### Task prompt
Scan each line of the records for the word "name" and extract the ones that have it.

● ● ●

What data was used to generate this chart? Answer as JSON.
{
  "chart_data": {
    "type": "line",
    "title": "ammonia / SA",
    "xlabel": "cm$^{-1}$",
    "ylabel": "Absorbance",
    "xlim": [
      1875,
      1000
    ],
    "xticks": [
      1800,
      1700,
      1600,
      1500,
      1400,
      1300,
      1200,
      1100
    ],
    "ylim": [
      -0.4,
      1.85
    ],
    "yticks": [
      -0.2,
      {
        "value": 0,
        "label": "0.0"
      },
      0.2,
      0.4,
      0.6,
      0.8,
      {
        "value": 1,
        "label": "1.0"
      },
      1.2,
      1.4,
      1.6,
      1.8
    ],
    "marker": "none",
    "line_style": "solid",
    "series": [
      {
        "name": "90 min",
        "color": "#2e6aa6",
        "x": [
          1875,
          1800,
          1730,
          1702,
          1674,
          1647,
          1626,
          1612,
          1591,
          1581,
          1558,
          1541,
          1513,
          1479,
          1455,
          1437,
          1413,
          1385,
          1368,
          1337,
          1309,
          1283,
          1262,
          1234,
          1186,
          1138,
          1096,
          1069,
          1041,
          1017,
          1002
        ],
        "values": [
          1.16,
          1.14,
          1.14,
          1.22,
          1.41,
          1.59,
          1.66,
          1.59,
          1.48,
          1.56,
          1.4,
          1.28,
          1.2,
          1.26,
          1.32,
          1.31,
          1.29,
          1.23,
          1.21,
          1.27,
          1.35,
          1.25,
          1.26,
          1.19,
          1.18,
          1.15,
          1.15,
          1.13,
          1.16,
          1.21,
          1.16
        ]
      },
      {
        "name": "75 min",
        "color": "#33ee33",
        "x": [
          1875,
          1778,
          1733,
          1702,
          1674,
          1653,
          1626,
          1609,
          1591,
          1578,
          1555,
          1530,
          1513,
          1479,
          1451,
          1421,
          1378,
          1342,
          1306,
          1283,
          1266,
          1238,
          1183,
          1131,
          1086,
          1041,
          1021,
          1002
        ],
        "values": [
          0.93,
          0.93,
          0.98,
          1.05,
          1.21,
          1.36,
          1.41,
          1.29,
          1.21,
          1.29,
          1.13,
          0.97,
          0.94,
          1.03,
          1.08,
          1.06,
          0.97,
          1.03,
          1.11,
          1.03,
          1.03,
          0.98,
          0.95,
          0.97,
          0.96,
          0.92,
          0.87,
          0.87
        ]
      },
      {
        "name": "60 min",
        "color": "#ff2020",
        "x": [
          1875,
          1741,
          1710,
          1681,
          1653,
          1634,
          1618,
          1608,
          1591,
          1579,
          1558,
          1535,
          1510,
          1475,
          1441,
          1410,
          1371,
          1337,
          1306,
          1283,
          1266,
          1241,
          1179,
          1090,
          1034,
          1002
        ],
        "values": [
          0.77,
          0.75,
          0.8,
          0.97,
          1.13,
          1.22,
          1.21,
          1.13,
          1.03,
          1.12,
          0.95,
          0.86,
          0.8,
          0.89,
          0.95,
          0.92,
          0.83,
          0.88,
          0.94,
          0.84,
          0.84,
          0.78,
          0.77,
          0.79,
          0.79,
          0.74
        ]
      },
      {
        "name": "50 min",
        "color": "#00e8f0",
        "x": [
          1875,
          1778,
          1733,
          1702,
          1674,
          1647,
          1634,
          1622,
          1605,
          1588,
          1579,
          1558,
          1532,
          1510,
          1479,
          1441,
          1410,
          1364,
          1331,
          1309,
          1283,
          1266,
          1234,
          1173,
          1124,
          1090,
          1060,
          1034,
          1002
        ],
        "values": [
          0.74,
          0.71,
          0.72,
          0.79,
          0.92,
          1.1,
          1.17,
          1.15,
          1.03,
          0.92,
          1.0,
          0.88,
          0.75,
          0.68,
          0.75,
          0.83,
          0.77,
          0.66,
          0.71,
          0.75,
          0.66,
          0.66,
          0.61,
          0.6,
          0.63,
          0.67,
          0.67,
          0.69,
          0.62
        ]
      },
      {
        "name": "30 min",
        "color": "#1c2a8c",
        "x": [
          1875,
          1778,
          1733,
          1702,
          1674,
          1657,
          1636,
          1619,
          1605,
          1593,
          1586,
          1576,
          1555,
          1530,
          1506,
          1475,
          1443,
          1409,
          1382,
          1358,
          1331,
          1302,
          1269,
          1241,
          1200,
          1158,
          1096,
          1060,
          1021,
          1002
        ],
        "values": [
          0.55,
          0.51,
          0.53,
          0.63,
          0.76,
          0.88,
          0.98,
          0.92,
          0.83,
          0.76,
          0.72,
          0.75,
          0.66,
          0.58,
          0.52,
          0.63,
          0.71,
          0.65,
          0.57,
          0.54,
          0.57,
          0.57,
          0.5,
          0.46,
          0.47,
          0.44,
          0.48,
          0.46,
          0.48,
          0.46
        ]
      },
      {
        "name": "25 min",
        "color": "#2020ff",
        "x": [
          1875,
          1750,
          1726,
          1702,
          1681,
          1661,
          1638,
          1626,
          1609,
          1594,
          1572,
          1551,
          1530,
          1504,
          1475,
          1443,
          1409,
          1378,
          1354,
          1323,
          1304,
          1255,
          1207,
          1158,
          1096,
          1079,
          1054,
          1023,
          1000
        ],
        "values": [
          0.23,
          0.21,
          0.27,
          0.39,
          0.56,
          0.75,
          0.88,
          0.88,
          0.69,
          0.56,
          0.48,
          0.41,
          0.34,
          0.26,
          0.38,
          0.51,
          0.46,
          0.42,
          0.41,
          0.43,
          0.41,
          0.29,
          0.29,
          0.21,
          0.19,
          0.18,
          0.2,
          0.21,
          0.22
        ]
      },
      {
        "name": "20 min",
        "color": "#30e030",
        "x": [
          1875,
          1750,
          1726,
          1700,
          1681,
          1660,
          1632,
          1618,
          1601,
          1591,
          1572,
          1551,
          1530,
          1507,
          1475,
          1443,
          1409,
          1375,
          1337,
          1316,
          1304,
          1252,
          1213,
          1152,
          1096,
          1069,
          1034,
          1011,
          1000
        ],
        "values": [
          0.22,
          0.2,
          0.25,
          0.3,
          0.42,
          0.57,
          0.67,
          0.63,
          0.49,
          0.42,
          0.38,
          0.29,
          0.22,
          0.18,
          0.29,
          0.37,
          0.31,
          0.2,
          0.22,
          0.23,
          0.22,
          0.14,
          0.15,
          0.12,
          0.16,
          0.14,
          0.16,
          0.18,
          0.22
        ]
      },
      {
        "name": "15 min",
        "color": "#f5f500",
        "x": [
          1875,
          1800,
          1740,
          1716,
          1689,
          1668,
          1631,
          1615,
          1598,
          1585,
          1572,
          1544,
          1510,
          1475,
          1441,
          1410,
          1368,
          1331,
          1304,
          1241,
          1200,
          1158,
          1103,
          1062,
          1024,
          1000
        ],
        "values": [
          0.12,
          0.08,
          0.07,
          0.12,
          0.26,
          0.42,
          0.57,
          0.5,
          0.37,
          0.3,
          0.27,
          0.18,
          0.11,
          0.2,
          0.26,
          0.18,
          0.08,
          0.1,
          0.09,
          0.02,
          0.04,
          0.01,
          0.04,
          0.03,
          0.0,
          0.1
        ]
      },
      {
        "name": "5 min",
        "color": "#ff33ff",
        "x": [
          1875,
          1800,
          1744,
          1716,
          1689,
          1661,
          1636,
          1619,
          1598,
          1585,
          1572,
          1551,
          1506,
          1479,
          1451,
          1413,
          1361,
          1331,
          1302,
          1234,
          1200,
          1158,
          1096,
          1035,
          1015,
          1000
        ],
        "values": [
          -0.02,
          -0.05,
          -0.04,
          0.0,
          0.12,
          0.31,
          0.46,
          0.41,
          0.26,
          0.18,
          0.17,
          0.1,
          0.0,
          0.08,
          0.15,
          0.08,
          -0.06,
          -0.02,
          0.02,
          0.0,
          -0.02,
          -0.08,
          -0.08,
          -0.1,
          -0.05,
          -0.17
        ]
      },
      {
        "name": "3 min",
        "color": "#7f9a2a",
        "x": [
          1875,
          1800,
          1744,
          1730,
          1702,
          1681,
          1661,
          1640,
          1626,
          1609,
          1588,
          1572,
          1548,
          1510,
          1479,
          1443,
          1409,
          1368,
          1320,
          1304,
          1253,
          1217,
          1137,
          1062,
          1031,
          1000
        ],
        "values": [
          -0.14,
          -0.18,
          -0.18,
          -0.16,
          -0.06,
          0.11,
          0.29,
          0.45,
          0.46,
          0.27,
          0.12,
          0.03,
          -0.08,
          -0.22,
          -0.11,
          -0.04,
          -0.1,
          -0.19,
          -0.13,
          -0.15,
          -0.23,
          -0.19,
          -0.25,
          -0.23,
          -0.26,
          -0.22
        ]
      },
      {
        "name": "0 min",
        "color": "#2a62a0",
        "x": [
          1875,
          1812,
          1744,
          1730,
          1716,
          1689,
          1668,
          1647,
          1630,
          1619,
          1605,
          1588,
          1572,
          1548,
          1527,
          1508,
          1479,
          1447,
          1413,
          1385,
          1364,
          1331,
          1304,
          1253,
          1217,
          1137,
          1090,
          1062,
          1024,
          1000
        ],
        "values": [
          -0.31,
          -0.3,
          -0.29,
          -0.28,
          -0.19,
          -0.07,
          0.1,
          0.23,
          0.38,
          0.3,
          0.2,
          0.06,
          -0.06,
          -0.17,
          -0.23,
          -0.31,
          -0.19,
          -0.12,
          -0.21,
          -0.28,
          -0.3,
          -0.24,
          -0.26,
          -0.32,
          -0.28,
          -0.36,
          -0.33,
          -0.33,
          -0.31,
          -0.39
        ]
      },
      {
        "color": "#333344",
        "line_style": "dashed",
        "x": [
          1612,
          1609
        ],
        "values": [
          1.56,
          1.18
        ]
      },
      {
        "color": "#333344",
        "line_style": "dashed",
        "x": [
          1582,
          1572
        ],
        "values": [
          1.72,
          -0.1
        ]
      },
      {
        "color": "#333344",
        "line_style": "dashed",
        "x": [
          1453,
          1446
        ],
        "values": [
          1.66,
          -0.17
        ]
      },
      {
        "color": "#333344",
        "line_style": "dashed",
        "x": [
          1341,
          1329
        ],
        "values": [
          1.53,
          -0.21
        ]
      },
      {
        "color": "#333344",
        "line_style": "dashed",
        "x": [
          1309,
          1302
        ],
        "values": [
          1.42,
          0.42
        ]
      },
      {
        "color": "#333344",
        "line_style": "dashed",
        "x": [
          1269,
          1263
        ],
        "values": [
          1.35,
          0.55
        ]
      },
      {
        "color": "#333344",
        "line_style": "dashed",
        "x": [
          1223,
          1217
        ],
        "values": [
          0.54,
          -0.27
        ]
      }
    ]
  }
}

● ● ●

### Exercise answer
        "name": "90 min",
        "name": "75 min",
        "name": "60 min",
        "name": "50 min",
        "name": "30 min",
        "name": "25 min",
        "name": "20 min",
        "name": "15 min",
        "name": "5 min",
        "name": "3 min",
        "name": "0 min",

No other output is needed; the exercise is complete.